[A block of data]
· · · · · · ·

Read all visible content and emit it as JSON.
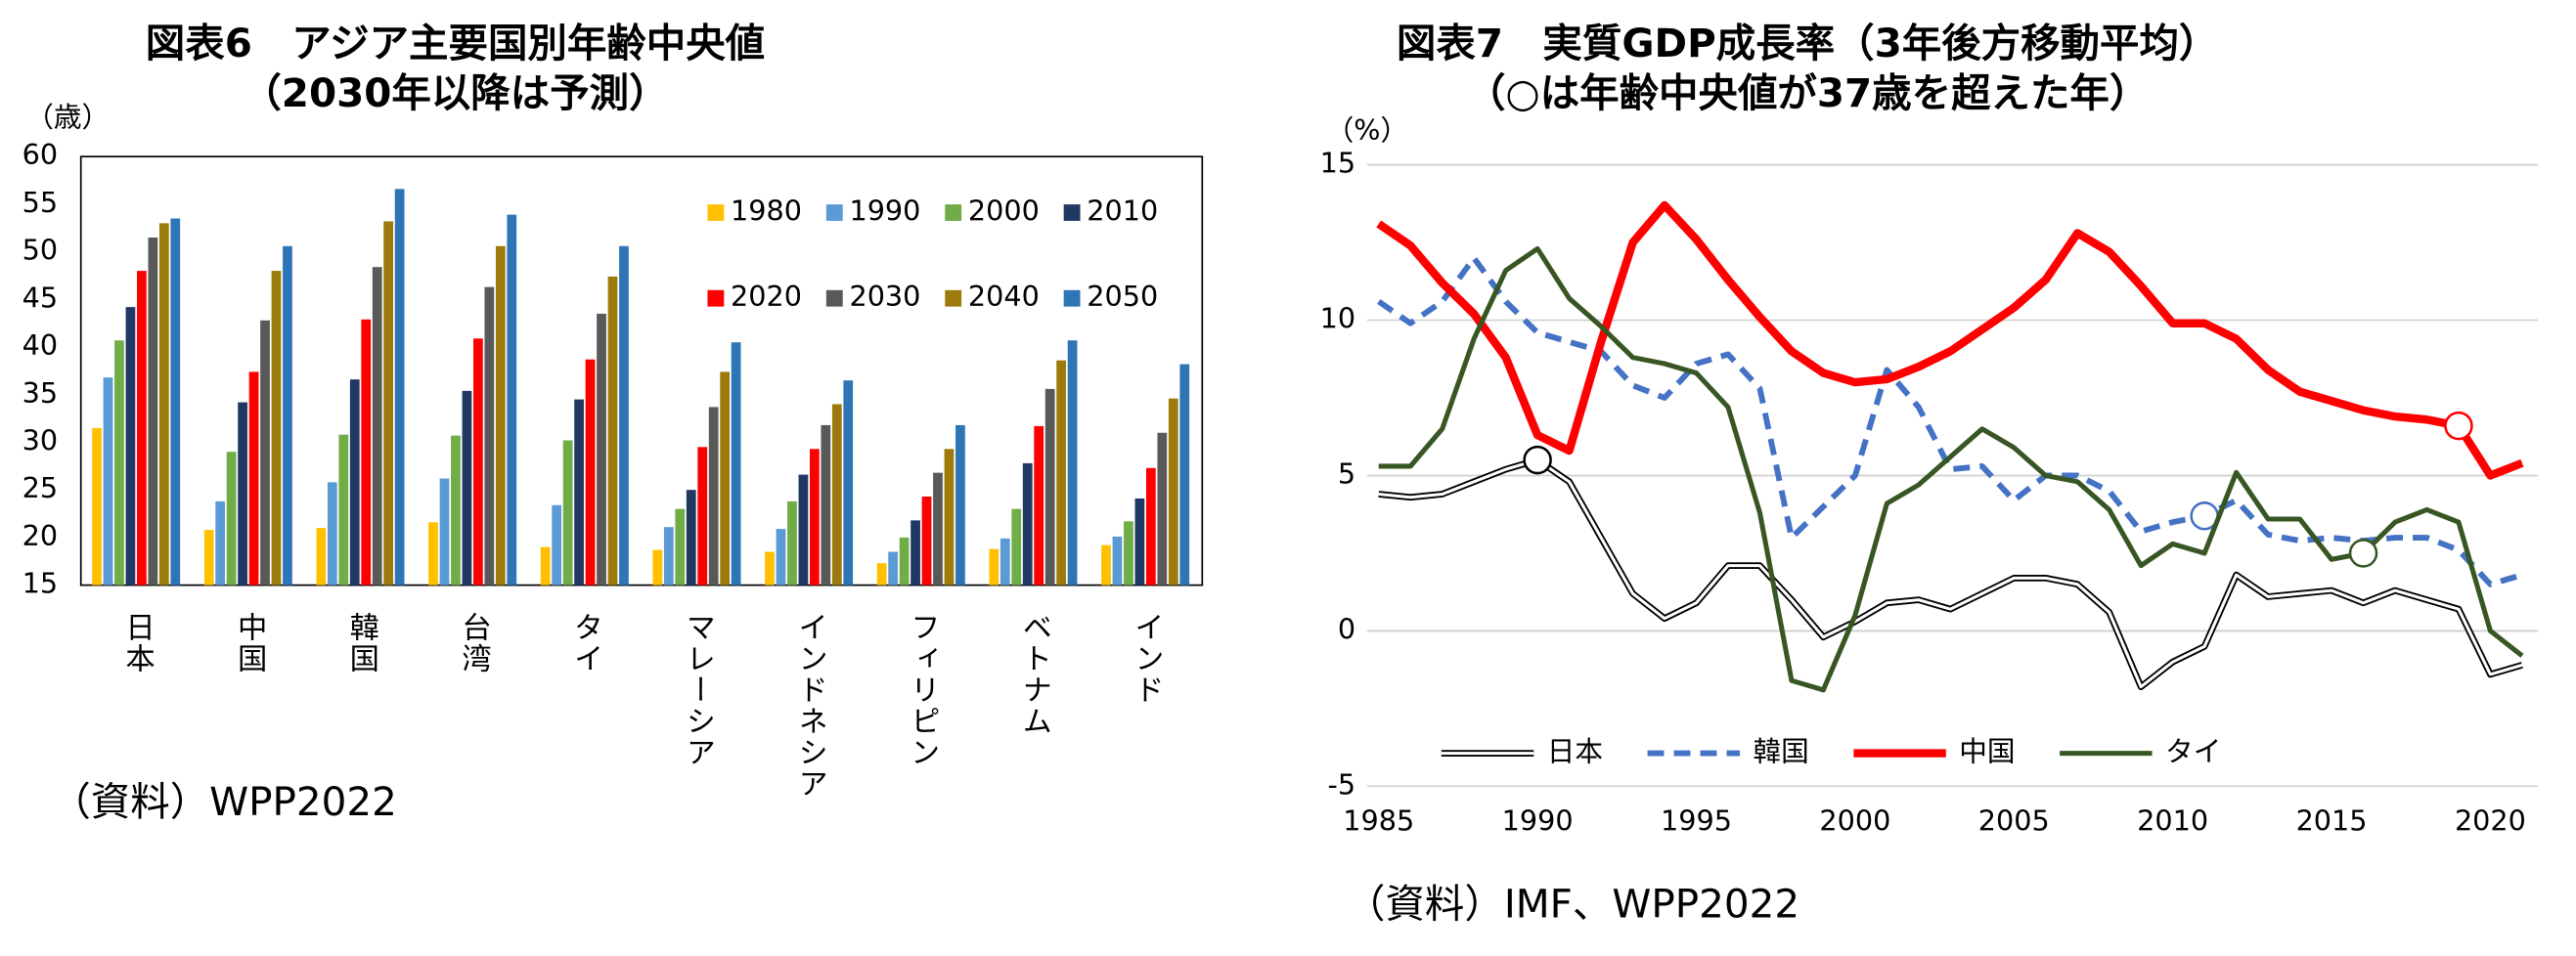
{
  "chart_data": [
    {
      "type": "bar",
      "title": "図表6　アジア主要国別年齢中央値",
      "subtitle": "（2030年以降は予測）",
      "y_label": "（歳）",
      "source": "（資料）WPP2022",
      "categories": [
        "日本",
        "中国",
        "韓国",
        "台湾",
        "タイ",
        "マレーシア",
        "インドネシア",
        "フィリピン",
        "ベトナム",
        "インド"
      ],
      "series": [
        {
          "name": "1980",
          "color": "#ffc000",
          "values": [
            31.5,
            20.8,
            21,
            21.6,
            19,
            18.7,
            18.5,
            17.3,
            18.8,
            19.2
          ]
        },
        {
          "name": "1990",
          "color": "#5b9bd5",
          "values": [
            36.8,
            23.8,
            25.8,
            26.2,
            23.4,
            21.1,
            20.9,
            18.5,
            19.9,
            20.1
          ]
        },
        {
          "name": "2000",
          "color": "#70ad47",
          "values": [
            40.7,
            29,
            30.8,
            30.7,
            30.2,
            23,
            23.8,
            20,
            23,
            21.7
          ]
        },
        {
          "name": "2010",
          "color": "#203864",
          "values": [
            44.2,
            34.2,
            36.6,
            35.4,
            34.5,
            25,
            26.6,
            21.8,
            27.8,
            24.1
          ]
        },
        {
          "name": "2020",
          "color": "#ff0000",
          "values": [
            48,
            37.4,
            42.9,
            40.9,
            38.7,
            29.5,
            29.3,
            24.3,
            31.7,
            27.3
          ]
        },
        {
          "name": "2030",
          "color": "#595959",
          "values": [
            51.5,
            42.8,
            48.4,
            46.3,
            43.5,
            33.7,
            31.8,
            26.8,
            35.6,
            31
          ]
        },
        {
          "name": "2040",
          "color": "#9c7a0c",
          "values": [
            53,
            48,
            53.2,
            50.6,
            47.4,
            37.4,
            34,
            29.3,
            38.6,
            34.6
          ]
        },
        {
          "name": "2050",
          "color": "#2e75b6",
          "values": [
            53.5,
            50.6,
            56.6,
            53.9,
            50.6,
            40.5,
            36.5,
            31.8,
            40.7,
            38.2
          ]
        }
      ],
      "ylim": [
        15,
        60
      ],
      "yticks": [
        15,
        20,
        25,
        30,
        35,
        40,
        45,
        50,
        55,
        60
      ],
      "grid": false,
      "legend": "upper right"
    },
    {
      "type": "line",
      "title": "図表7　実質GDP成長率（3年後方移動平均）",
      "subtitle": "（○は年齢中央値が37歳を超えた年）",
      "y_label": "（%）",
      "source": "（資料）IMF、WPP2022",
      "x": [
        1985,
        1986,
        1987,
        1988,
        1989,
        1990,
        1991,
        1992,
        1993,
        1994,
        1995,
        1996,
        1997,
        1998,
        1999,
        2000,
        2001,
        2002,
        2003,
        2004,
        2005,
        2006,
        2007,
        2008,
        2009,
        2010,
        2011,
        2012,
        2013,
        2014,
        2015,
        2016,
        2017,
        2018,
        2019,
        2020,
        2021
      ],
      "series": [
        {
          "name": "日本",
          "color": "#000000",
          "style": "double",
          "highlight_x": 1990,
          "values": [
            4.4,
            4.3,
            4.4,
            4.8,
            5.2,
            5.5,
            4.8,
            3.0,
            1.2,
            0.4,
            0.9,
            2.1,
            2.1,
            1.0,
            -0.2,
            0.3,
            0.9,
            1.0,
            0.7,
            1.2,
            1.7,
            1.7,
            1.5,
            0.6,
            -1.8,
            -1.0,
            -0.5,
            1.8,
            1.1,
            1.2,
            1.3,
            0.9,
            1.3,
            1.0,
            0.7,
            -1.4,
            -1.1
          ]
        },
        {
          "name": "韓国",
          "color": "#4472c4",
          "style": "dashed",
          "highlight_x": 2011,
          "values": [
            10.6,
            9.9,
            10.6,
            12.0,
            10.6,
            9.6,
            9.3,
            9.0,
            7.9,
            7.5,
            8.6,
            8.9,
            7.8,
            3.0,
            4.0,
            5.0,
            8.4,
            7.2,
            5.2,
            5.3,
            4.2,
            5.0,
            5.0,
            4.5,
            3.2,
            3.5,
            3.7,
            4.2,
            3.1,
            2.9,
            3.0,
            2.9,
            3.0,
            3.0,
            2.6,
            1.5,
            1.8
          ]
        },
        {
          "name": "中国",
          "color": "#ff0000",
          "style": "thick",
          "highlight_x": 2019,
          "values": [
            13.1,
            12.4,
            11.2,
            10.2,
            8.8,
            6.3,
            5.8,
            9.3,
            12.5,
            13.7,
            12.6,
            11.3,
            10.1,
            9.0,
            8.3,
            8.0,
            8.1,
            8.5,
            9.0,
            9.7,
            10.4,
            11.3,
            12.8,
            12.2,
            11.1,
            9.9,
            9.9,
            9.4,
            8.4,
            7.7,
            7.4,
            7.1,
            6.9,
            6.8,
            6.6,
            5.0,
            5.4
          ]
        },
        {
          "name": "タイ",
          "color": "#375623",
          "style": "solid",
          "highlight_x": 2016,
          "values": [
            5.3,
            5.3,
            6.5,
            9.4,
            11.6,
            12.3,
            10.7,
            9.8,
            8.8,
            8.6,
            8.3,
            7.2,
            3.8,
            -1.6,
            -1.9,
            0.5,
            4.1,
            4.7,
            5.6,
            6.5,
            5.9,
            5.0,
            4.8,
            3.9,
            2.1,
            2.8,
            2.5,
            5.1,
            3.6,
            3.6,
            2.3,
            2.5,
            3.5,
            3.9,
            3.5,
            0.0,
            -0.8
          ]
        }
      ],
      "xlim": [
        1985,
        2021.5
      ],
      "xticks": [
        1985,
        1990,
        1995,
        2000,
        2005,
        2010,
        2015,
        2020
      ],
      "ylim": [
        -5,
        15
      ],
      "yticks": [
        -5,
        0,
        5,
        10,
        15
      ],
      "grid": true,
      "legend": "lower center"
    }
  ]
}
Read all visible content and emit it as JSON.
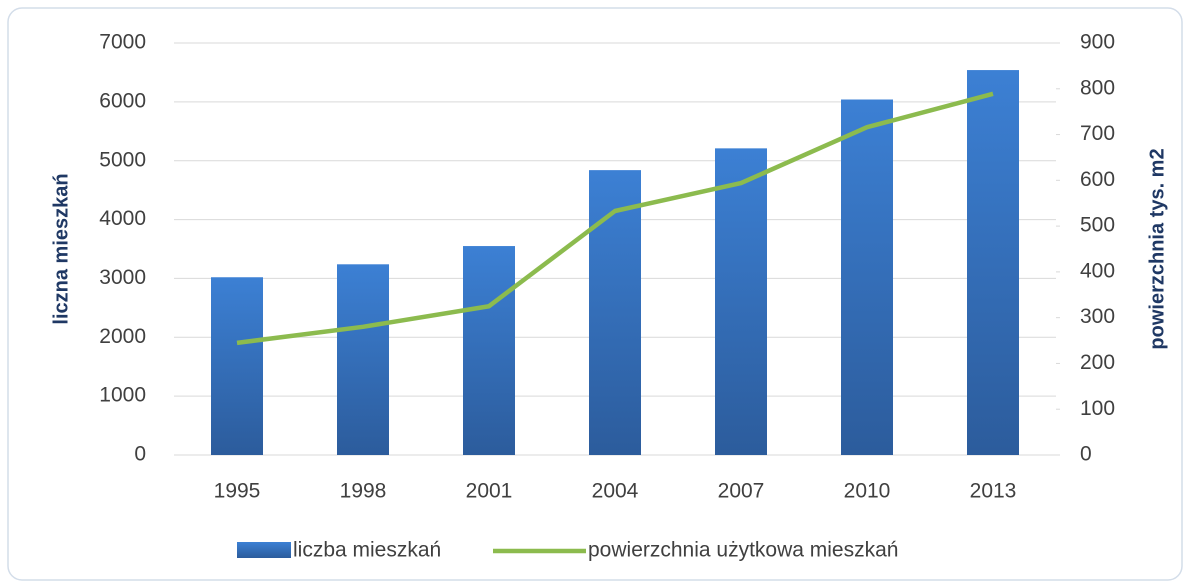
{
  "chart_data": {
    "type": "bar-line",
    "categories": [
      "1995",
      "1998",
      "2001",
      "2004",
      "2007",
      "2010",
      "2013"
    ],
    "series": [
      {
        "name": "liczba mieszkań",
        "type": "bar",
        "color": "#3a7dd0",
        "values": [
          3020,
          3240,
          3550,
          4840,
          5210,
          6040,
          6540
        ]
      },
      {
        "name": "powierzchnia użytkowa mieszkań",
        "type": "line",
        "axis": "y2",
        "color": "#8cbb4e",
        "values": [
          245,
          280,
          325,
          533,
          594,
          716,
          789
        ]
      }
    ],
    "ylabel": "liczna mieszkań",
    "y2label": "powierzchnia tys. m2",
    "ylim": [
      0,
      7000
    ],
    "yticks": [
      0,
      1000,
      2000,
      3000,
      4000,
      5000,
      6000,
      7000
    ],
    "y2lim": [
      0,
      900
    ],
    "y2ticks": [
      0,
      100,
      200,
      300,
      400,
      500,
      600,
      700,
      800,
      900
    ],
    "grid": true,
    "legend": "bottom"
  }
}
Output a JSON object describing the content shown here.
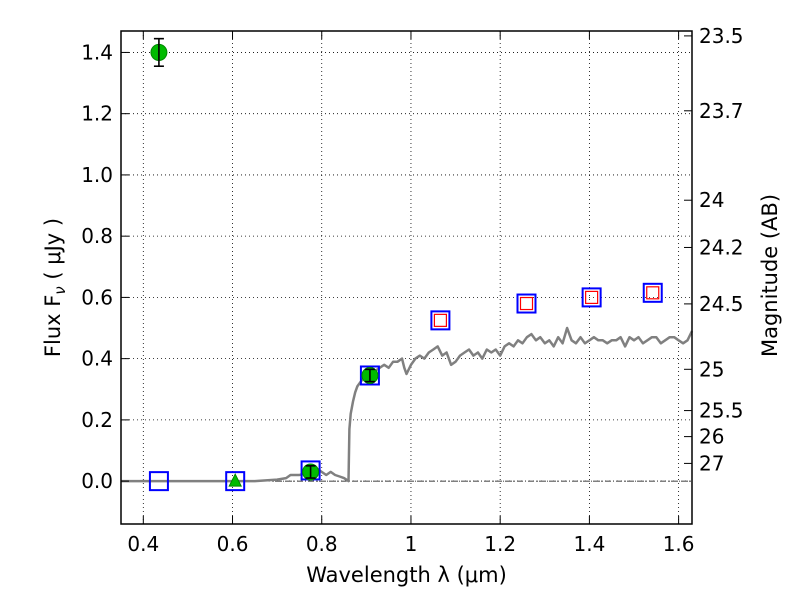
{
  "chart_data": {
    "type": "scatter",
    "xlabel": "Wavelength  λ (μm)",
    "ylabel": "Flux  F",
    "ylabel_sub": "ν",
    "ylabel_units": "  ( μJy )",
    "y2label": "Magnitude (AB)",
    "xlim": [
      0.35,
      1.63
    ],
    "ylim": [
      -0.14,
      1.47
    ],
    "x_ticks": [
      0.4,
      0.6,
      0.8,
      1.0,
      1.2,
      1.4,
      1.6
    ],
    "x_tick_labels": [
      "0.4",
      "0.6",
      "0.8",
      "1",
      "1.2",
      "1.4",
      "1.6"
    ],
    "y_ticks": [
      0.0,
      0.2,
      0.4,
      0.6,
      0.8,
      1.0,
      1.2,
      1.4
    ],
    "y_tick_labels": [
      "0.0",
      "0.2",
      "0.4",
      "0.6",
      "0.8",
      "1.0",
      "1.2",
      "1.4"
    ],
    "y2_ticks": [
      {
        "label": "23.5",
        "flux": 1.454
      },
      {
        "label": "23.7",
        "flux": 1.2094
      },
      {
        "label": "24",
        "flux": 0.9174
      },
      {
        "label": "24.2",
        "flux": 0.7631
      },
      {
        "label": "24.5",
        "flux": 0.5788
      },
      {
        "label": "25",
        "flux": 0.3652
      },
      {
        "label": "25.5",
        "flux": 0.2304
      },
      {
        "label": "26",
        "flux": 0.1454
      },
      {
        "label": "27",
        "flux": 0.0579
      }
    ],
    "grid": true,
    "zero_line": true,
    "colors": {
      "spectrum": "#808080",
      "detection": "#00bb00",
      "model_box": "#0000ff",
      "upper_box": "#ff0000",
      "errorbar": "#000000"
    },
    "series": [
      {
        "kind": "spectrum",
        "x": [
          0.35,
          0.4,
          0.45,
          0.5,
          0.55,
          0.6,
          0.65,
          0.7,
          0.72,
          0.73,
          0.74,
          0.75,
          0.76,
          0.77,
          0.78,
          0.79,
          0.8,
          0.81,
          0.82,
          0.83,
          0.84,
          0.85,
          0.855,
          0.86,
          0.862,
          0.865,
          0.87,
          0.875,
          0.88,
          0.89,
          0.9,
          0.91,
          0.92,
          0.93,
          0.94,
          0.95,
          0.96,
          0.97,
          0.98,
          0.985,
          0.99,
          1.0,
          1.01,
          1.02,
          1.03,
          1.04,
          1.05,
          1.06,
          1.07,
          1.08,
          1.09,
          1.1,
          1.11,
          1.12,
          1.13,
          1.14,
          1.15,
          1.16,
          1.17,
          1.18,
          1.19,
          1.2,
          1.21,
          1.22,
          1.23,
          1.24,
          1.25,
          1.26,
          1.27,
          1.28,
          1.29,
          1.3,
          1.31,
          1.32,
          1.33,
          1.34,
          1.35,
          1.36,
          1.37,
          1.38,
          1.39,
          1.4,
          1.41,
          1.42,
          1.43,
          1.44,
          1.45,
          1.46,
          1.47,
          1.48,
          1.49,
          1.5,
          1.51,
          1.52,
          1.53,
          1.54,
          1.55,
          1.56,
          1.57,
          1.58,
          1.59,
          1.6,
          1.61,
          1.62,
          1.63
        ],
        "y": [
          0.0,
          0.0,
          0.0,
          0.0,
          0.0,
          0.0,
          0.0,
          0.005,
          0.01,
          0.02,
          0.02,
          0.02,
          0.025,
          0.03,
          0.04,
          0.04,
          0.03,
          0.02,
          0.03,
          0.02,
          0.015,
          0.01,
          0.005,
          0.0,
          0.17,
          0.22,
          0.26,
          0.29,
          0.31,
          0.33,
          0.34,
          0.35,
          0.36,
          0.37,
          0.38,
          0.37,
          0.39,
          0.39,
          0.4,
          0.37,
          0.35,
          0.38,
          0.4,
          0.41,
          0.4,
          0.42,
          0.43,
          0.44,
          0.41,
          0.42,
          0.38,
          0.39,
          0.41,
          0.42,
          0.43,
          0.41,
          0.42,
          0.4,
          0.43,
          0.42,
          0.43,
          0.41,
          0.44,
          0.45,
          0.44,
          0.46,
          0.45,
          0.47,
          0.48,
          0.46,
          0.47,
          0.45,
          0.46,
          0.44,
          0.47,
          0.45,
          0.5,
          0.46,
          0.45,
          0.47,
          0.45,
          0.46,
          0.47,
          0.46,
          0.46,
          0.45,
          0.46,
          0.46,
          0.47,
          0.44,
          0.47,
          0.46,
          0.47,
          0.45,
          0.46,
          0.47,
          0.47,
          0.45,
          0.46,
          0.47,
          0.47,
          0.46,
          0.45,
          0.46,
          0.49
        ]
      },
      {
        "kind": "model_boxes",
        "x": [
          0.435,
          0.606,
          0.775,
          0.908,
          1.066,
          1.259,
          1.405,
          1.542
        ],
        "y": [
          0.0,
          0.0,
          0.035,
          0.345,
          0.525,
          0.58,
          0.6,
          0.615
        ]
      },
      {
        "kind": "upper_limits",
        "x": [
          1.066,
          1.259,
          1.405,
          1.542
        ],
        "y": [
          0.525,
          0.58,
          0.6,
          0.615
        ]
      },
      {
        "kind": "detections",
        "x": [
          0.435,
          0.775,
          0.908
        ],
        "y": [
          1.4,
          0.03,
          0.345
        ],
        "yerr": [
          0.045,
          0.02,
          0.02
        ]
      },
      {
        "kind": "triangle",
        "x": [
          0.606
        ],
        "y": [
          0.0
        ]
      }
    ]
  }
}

· · · · · · ·

Task directions: Track down all lines above with the string "mieszkań" and copy them.

Solution for this problem:
        "name": "liczba mieszkań",
        "name": "powierzchnia użytkowa mieszkań",
    "ylabel": "liczna mieszkań",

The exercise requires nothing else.